Problem description: In the entries that follow, how many lines contain "display"? Answer with the number only.

Excerpted records:
........

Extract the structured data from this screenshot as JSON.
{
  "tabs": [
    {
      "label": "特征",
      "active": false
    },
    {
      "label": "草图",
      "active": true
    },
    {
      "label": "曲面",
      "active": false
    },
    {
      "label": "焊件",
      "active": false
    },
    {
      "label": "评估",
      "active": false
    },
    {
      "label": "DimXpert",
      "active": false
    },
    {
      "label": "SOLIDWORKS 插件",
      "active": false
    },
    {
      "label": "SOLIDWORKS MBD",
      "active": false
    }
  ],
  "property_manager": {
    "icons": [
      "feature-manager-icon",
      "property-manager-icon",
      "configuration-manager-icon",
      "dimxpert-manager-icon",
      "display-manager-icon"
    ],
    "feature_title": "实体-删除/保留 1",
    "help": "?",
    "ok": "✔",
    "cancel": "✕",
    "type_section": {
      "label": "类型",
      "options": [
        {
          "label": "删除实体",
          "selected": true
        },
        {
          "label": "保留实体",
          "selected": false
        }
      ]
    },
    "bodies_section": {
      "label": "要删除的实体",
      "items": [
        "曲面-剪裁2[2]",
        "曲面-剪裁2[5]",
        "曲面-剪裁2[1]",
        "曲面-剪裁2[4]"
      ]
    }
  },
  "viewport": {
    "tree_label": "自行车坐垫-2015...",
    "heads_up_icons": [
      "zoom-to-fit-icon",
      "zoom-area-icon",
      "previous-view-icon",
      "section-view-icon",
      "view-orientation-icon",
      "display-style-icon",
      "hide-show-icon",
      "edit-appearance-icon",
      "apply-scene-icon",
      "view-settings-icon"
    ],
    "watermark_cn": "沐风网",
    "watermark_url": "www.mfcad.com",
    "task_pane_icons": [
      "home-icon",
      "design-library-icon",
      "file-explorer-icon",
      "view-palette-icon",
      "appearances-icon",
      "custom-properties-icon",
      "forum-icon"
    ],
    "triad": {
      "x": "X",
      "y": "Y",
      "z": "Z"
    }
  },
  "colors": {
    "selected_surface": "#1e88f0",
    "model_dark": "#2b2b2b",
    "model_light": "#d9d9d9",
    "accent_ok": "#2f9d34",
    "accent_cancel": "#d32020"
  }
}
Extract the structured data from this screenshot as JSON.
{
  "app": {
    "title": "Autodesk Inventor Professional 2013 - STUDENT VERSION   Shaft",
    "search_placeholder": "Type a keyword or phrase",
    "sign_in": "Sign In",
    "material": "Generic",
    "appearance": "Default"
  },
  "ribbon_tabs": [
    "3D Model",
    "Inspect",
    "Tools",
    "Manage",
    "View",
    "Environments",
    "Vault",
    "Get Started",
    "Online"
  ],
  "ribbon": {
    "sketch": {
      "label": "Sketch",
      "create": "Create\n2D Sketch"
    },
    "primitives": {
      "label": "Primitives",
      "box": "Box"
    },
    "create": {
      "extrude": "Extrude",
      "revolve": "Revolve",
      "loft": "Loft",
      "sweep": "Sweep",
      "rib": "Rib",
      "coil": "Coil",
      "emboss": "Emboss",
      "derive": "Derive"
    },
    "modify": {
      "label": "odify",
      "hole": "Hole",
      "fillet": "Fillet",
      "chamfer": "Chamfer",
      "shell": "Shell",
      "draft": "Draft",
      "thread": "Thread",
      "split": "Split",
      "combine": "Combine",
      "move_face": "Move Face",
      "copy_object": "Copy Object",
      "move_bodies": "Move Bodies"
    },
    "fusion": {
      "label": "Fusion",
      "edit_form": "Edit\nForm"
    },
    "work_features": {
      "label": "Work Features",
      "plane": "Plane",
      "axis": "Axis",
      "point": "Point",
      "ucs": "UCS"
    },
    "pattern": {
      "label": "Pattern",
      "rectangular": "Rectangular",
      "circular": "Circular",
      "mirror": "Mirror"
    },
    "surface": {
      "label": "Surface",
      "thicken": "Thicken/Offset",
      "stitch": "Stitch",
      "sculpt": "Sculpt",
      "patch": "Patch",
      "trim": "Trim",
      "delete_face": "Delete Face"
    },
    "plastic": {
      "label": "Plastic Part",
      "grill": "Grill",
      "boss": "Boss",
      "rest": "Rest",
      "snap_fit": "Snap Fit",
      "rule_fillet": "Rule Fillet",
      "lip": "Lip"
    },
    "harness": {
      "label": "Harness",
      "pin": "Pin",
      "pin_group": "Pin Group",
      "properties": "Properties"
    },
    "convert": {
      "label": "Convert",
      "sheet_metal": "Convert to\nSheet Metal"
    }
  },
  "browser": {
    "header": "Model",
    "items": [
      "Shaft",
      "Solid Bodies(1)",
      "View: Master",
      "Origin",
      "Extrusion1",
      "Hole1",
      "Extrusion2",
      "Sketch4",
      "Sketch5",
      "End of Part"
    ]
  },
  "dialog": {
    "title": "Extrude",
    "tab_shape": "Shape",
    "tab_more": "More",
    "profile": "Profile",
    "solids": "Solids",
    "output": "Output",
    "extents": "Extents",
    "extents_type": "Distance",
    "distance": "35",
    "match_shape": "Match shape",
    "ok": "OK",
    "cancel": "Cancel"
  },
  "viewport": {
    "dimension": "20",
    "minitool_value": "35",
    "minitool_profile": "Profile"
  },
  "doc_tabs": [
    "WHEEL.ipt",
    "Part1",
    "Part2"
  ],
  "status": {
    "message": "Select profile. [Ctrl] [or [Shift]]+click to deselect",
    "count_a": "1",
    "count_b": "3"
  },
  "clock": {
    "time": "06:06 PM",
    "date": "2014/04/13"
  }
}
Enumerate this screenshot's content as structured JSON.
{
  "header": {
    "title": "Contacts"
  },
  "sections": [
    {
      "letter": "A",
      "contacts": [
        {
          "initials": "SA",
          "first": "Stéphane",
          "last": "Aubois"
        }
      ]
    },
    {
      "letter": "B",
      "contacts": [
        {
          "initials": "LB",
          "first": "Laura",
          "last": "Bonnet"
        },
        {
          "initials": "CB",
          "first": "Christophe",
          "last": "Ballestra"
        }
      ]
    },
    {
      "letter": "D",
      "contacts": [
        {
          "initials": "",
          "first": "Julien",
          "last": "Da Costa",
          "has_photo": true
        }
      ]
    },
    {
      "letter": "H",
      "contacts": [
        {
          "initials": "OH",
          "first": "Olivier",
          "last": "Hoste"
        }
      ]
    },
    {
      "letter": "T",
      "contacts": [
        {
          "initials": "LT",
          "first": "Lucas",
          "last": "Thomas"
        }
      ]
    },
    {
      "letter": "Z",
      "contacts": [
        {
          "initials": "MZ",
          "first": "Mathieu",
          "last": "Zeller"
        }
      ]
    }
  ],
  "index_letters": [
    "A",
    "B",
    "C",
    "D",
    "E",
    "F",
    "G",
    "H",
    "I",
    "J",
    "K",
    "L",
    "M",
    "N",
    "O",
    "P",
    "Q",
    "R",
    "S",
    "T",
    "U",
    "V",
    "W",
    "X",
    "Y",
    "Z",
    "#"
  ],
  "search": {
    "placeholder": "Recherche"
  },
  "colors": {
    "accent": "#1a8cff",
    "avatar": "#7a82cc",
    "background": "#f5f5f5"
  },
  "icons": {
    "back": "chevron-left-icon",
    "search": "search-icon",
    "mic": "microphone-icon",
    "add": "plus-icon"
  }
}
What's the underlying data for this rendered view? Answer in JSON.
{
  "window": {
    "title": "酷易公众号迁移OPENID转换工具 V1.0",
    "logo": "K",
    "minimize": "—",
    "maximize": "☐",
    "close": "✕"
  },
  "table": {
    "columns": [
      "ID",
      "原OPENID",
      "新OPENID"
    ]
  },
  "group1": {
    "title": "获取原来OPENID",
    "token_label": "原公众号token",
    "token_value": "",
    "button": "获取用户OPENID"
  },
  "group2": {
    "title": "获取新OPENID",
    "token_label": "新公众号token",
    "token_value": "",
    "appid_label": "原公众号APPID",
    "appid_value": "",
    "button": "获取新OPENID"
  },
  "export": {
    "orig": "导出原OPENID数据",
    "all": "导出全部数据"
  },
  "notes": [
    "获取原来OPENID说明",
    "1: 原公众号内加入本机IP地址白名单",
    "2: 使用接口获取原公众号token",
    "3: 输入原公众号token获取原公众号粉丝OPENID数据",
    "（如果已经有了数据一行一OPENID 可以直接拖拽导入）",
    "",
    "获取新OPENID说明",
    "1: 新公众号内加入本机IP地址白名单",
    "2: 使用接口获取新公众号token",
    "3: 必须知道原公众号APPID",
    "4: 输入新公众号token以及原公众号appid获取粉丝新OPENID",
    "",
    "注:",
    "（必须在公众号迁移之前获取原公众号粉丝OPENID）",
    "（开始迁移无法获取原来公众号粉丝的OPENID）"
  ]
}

........

Task output: 2